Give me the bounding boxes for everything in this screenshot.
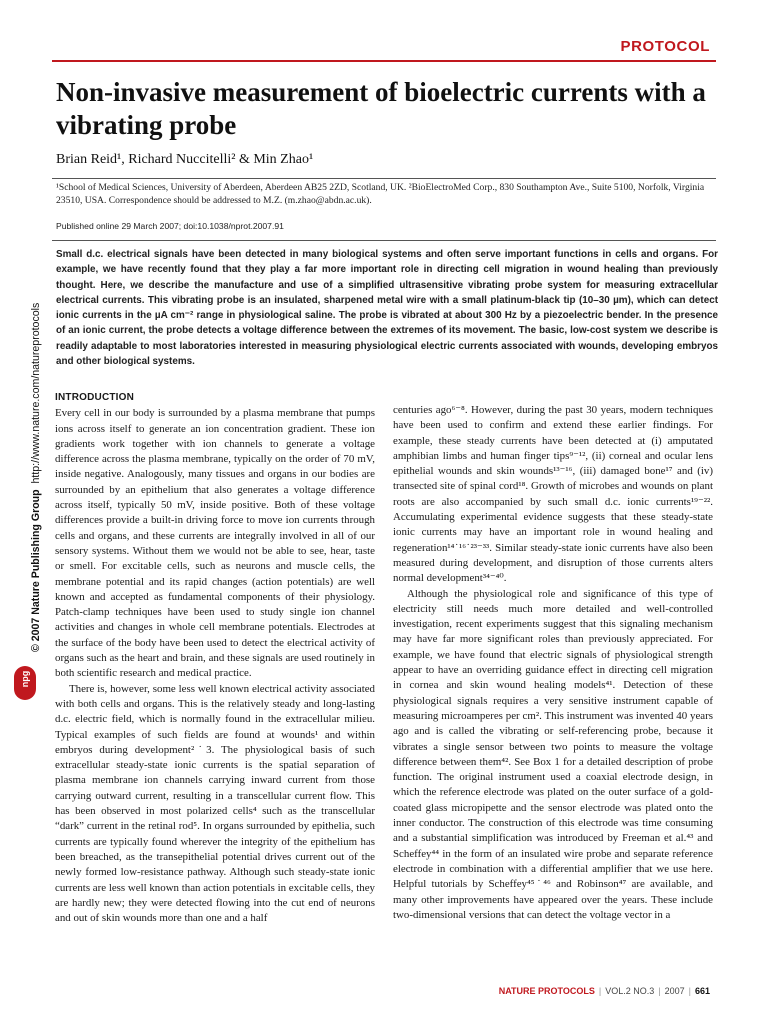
paragraph: Every cell in our body is surrounded by a plasma membrane that pumps ions across itself to generate an ion concentration gradient. These ion gradients work together with ion channels to generate a voltage difference across the plasma membrane, typically on the order of 70 mV, inside negative. Analogously, many tissues and organs in our bodies are surrounded by an epithelium that also generates a voltage difference across itself, typically 50 mV, inside positive. Both of these voltage differences provide a built-in driving force to move ion currents through cells and organs, and these currents are integrally involved in all of our sensory systems. Without them we would not be able to see, hear, taste or smell. For excitable cells, such as neurons and muscle cells, the membrane potential and its rapid changes (action potentials) are well known and accepted as fundamental components of their physiology. Patch-clamp techniques have been used to study single ion channel activities and changes in whole cell membrane potentials. Electrodes at the surface of the body have been used to detect the electrical activity of organs such as the heart and brain, and these signals are used routinely in both scientific research and medical practice. [55, 407, 375, 680]
npg-logo-text: npg [20, 670, 30, 688]
sidebar-text [30, 303, 42, 652]
left-column [55, 390, 375, 926]
footer-journal: NATURE PROTOCOLS [498, 986, 595, 996]
article-title: Non-invasive measurement of bioelectric currents with a vibrating probe [56, 77, 706, 140]
npg-logo [14, 666, 36, 700]
author-list: Brian Reid¹, Richard Nuccitelli² & Min Zhao¹ [56, 152, 314, 167]
page-footer [499, 986, 710, 996]
section-heading: INTRODUCTION [55, 392, 135, 403]
page-number: 661 [694, 986, 710, 996]
footer-separator: | [658, 986, 661, 996]
right-column [393, 403, 713, 923]
journal-url[interactable]: http://www.nature.com/natureprotocols [30, 302, 42, 484]
protocol-label: PROTOCOL [620, 38, 710, 55]
copyright-notice: © 2007 Nature Publishing Group [30, 489, 42, 652]
publication-info: Published online 29 March 2007; doi:10.1038/nprot.2007.91 [56, 221, 284, 231]
paragraph: There is, however, some less well known electrical activity associated with both cells and organs. This is the relatively steady and long-lasting d.c. electric field, which is normally found in the extracellular milieu. Typical examples of such fields are found at wounds¹ and within embryos during development²˙3. The physiological basis of such extracellular steady-state ionic currents is the spatial separation of plasma membrane ion channels carrying inward current from those carrying outward current, resulting in a transcellular current flow. This has been observed in most polarized cells⁴ such as the transcellular “dark” current in the retinal rod⁵. In organs surrounded by epithelia, such currents are typically found wherever the integrity of the epithelium has been breached, as the transepithelial potential drives current out of the newly formed low-resistance pathway. Although such steady-state ionic currents are less well known than action potentials in excitable cells, they are hardly new; they were detected flowing into the cut end of neurons and out of skin wounds more than one and a half [55, 682, 375, 925]
sidebar [0, 0, 48, 1024]
footer-volume: VOL.2 NO.3 [605, 986, 655, 996]
affiliation-rule [52, 178, 716, 179]
header-rule [52, 60, 716, 62]
affiliations: ¹School of Medical Sciences, University of Aberdeen, Aberdeen AB25 2ZD, Scotland, UK. ²BioElectroMed Corp., 830 Southampton Ave., Suite 5100, Norfolk, Virginia 23510, USA. Correspondence should be addressed to M.Z. (m.zhao@abdn.ac.uk). [56, 182, 705, 206]
paragraph: Although the physiological role and significance of this type of electricity still needs much more detailed and well-controlled investigation, recent experiments suggest that this signaling mechanism may have far more significant roles than previously appreciated. For example, we have found that electric signals of physiological strength appear to have an overriding guidance effect in directing cell migration in cornea and skin wound healing models⁴¹. Detection of these physiological signals requires a very sensitive instrument capable of measuring microamperes per cm². This instrument was invented 40 years ago and is called the vibrating or self-referencing probe, because it vibrates a single sensor between two points to measure the voltage difference between them⁴². See Box 1 for a detailed description of probe function. The original instrument used a coaxial electrode design, in which the reference electrode was plated on the outer surface of a gold-coated glass micropipette and the sensor electrode was plated onto the inner conductor. The construction of this electrode was time consuming and a substantial simplification was introduced by Freeman et al.⁴³ and Scheffey⁴⁴ in the form of an insulated wire probe and separate reference electrode in combination with a differential amplifier that we use here. Helpful tutorials by Scheffey⁴⁵˙⁴⁶ and Robinson⁴⁷ are available, and many other improvements have appeared over the years. These include two-dimensional versions that can detect the voltage vector in a [393, 587, 713, 921]
footer-separator: | [598, 986, 602, 996]
footer-separator: | [688, 986, 691, 996]
abstract-rule [52, 240, 716, 241]
paragraph: centuries ago⁶⁻⁸. However, during the past 30 years, modern techniques have been used to confirm and extend these earlier findings. For example, these steady currents have been detected at (i) amputated amphibian limbs and human finger tips⁹⁻¹², (ii) corneal and ocular lens epithelial wounds and skin wounds¹³⁻¹⁶, (iii) damaged bone¹⁷ and (iv) transected site of spinal cord¹⁸. Growth of microbes and wounds on plant roots are also accompanied by such small d.c. ionic currents¹⁹⁻²². Accumulating experimental evidence suggests that these steady-state ionic currents may have an important role in wound healing and regeneration¹⁴˙¹⁶˙²³⁻³³. Similar steady-state ionic currents have also been measured during development, and disruption of those currents alters normal development³⁴⁻⁴⁰. [393, 404, 713, 585]
footer-year: 2007 [664, 986, 685, 996]
abstract: Small d.c. electrical signals have been detected in many biological systems and often serve important functions in cells and organs. For example, we have recently found that they play a far more important role in directing cell migration in wound healing than previously thought. Here, we describe the manufacture and use of a simplified ultrasensitive vibrating probe system for measuring extracellular electrical currents. This vibrating probe is an insulated, sharpened metal wire with a small platinum-black tip (10–30 µm), which can detect ionic currents in the µA cm⁻² range in physiological saline. The probe is vibrated at about 300 Hz by a piezoelectric bender. In the presence of an ionic current, the probe detects a voltage difference between the extremes of its movement. The basic, low-cost system we describe is readily adaptable to most laboratories interested in measuring physiological electric currents associated with wounds, developing embryos and other biological systems. [56, 249, 718, 368]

## WHAT THE TASK REQUIRES
Check each line above for the word "text", then give only the number of lines that have it.

## SOLUTION FOR THIS TASK
2